-- Information shown start --
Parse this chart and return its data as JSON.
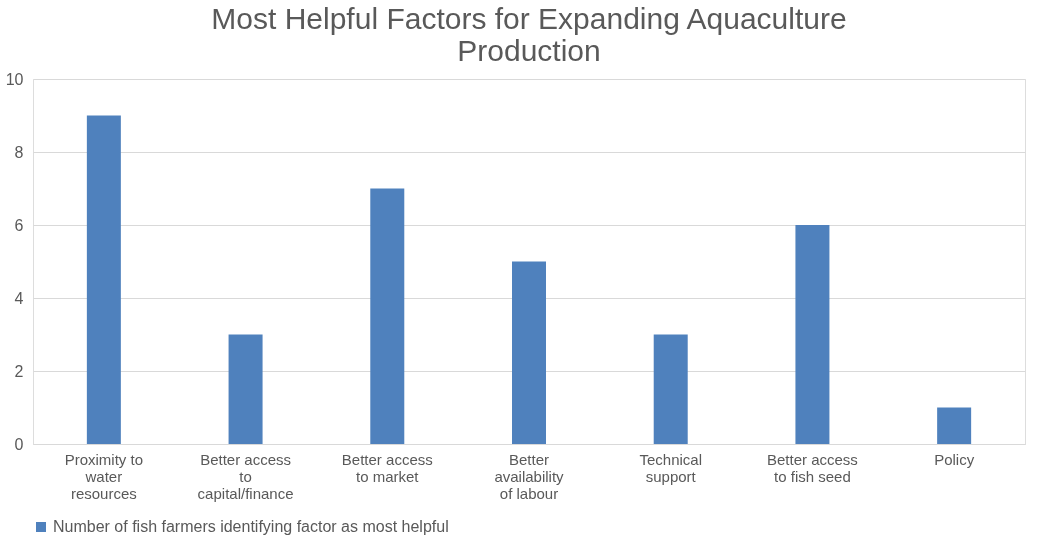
{
  "chart_data": {
    "type": "bar",
    "title": "Most Helpful Factors for Expanding Aquaculture Production",
    "categories": [
      "Proximity to water resources",
      "Better access to capital/finance",
      "Better access to market",
      "Better availability of labour",
      "Technical support",
      "Better access to fish seed",
      "Policy"
    ],
    "series": [
      {
        "name": "Number of fish farmers identifying factor as most helpful",
        "color": "#4f81bd",
        "values": [
          9,
          3,
          7,
          5,
          3,
          6,
          1
        ]
      }
    ],
    "ylim": [
      0,
      10
    ],
    "yticks": [
      0,
      2,
      4,
      6,
      8,
      10
    ],
    "grid": "y",
    "legend": "bottom"
  }
}
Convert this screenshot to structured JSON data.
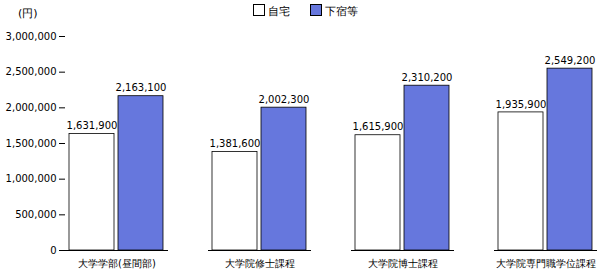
{
  "chart_data": {
    "type": "bar",
    "y_label": "(円)",
    "categories": [
      "大学学部(昼間部)",
      "大学院修士課程",
      "大学院博士課程",
      "大学院専門職学位課程"
    ],
    "series": [
      {
        "name": "自宅",
        "color": "#ffffff",
        "values": [
          1631900,
          1381600,
          1615900,
          1935900
        ],
        "value_labels": [
          "1,631,900",
          "1,381,600",
          "1,615,900",
          "1,935,900"
        ]
      },
      {
        "name": "下宿等",
        "color": "#6677dd",
        "values": [
          2163100,
          2002300,
          2310200,
          2549200
        ],
        "value_labels": [
          "2,163,100",
          "2,002,300",
          "2,310,200",
          "2,549,200"
        ]
      }
    ],
    "ylim": [
      0,
      3000000
    ],
    "yticks": [
      0,
      {
        "value": 500000,
        "label": "500,000"
      },
      {
        "value": 1000000,
        "label": "1,000,000"
      },
      {
        "value": 1500000,
        "label": "1,500,000"
      },
      {
        "value": 2000000,
        "label": "2,000,000"
      },
      {
        "value": 2500000,
        "label": "2,500,000"
      },
      {
        "value": 3000000,
        "label": "3,000,000"
      }
    ],
    "data_labels": true,
    "legend": "top"
  }
}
-- Information shown end --
• _The request_
Here the job is to quote the lines from the one with "Convert this screenshot" through the end of the material, both included, exactly; please skip the pictures.

• _Completed exercise_
Convert this screenshot to structured JSON data.
{
  "chart_data": {
    "type": "bar",
    "y_label": "(円)",
    "categories": [
      "大学学部(昼間部)",
      "大学院修士課程",
      "大学院博士課程",
      "大学院専門職学位課程"
    ],
    "series": [
      {
        "name": "自宅",
        "color": "#ffffff",
        "values": [
          1631900,
          1381600,
          1615900,
          1935900
        ],
        "value_labels": [
          "1,631,900",
          "1,381,600",
          "1,615,900",
          "1,935,900"
        ]
      },
      {
        "name": "下宿等",
        "color": "#6677dd",
        "values": [
          2163100,
          2002300,
          2310200,
          2549200
        ],
        "value_labels": [
          "2,163,100",
          "2,002,300",
          "2,310,200",
          "2,549,200"
        ]
      }
    ],
    "ylim": [
      0,
      3000000
    ],
    "yticks": [
      0,
      {
        "value": 500000,
        "label": "500,000"
      },
      {
        "value": 1000000,
        "label": "1,000,000"
      },
      {
        "value": 1500000,
        "label": "1,500,000"
      },
      {
        "value": 2000000,
        "label": "2,000,000"
      },
      {
        "value": 2500000,
        "label": "2,500,000"
      },
      {
        "value": 3000000,
        "label": "3,000,000"
      }
    ],
    "data_labels": true,
    "legend": "top"
  }
}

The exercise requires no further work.